Stored entries
..............................
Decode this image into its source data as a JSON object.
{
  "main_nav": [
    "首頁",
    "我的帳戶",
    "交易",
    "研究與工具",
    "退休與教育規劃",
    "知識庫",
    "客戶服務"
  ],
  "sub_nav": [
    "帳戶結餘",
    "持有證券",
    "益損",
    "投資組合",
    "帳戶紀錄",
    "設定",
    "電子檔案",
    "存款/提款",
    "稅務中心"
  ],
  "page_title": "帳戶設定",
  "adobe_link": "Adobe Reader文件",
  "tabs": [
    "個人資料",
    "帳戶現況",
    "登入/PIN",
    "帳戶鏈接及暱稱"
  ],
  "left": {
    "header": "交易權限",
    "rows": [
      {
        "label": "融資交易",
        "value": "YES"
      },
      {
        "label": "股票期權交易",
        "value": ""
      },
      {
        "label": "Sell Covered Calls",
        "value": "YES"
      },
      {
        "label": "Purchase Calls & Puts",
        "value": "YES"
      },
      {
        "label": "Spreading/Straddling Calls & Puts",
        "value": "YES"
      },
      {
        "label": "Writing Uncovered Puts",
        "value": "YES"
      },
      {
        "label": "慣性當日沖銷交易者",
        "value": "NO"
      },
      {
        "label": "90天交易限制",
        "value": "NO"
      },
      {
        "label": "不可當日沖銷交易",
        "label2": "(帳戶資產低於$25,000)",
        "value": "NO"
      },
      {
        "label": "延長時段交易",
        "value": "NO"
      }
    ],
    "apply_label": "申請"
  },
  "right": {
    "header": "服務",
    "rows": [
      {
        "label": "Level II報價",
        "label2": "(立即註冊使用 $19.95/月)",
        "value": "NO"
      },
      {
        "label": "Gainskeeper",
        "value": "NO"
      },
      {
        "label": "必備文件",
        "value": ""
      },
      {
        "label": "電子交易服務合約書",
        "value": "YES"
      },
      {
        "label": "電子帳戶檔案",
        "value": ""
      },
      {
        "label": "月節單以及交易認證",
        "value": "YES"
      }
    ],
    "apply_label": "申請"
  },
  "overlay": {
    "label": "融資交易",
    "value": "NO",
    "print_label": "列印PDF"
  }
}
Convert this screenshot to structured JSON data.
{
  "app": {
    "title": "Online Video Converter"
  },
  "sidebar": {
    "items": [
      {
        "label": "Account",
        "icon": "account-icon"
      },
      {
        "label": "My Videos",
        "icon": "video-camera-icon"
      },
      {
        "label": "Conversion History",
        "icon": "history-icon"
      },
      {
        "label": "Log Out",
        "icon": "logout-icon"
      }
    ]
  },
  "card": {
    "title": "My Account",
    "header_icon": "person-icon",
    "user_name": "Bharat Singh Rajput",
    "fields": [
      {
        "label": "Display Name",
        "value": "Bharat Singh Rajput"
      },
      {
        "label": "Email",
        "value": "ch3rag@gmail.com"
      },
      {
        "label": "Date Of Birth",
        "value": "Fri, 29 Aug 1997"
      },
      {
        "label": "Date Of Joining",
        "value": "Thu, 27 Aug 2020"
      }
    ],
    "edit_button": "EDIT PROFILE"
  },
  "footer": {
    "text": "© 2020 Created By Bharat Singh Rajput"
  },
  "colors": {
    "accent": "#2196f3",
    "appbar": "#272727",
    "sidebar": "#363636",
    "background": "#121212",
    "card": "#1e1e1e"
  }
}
..............................
TASK PROMPT: Locate all lines in the listing above with the word "this" and copy them.

THE OUTPUT:
Decode this image into its source data as a JSON object.
Convert this screenshot to structured JSON data.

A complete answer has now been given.